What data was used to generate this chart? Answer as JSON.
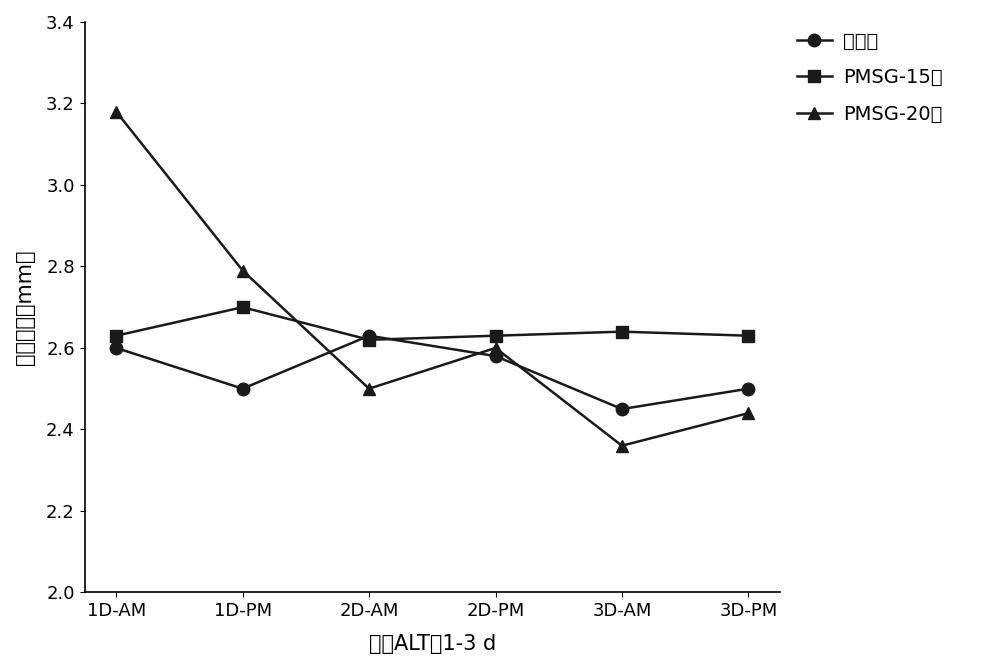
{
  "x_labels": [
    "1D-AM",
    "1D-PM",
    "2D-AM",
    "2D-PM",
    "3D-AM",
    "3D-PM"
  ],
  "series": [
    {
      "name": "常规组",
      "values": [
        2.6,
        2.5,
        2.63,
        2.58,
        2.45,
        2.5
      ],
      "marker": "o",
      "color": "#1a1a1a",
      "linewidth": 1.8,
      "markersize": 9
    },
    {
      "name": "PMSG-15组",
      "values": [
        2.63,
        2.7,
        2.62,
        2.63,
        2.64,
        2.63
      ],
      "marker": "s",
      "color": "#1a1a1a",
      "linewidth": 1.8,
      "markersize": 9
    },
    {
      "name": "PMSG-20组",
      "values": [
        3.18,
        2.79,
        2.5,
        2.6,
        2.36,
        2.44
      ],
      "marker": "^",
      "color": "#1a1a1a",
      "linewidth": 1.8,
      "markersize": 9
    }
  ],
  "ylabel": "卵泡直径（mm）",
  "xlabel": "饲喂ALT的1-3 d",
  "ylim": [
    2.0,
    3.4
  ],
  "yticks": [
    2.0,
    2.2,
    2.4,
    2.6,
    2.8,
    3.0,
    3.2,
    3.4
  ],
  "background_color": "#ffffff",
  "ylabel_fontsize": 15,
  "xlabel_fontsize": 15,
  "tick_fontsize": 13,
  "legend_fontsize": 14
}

----

Exercise details =
Transcribe the preceding listing in its entirety and with exact wording, leaving out pictures.

Exercise result =
What data was used to generate this chart? Answer as JSON.
{
  "x_labels": [
    "1D-AM",
    "1D-PM",
    "2D-AM",
    "2D-PM",
    "3D-AM",
    "3D-PM"
  ],
  "series": [
    {
      "name": "常规组",
      "values": [
        2.6,
        2.5,
        2.63,
        2.58,
        2.45,
        2.5
      ],
      "marker": "o",
      "color": "#1a1a1a",
      "linewidth": 1.8,
      "markersize": 9
    },
    {
      "name": "PMSG-15组",
      "values": [
        2.63,
        2.7,
        2.62,
        2.63,
        2.64,
        2.63
      ],
      "marker": "s",
      "color": "#1a1a1a",
      "linewidth": 1.8,
      "markersize": 9
    },
    {
      "name": "PMSG-20组",
      "values": [
        3.18,
        2.79,
        2.5,
        2.6,
        2.36,
        2.44
      ],
      "marker": "^",
      "color": "#1a1a1a",
      "linewidth": 1.8,
      "markersize": 9
    }
  ],
  "ylabel": "卵泡直径（mm）",
  "xlabel": "饲喂ALT的1-3 d",
  "ylim": [
    2.0,
    3.4
  ],
  "yticks": [
    2.0,
    2.2,
    2.4,
    2.6,
    2.8,
    3.0,
    3.2,
    3.4
  ],
  "background_color": "#ffffff",
  "ylabel_fontsize": 15,
  "xlabel_fontsize": 15,
  "tick_fontsize": 13,
  "legend_fontsize": 14
}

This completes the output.